[START OF Extracted data]

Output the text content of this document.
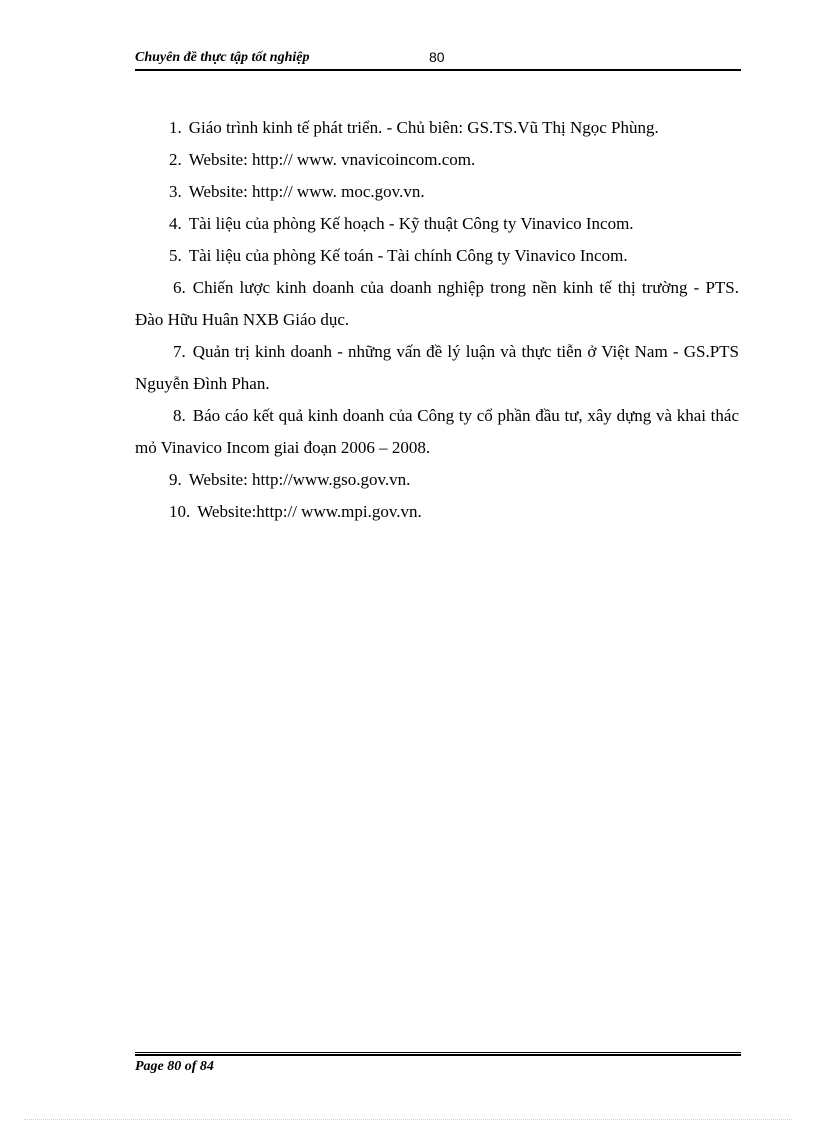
Chuyên đề thực tập tốt nghiệp	80

1. Giáo trình kinh tế phát triển. - Chủ biên: GS.TS.Vũ Thị Ngọc Phùng.

2. Website: http:// www. vnavicoincom.com.

3. Website: http:// www. moc.gov.vn.

4. Tài liệu của phòng Kế hoạch - Kỹ thuật Công ty Vinavico Incom.

5. Tài liệu của phòng Kế toán - Tài chính Công ty Vinavico Incom.

6. Chiến lược kinh doanh của doanh nghiệp trong nền kinh tế thị trường - PTS. Đào Hữu Huân NXB Giáo dục.

7. Quản trị kinh doanh - những vấn đề lý luận và thực tiễn ở Việt Nam - GS.PTS Nguyễn Đình Phan.

8. Báo cáo kết quả kinh doanh của Công ty cổ phần đầu tư, xây dựng và khai thác mỏ Vinavico Incom giai đoạn 2006 – 2008.

9. Website: http://www.gso.gov.vn.

10. Website:http:// www.mpi.gov.vn.

Page 80 of 84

[END OF Extracted data]

**Goal of the exercise:**
Go through the material and copy out every line with "Giáo" in it.

**Written solution:**
1. Giáo trình kinh tế phát triển. - Chủ biên: GS.TS.Vũ Thị Ngọc Phùng.
6. Chiến lược kinh doanh của doanh nghiệp trong nền kinh tế thị trường - PTS. Đào Hữu Huân NXB Giáo dục.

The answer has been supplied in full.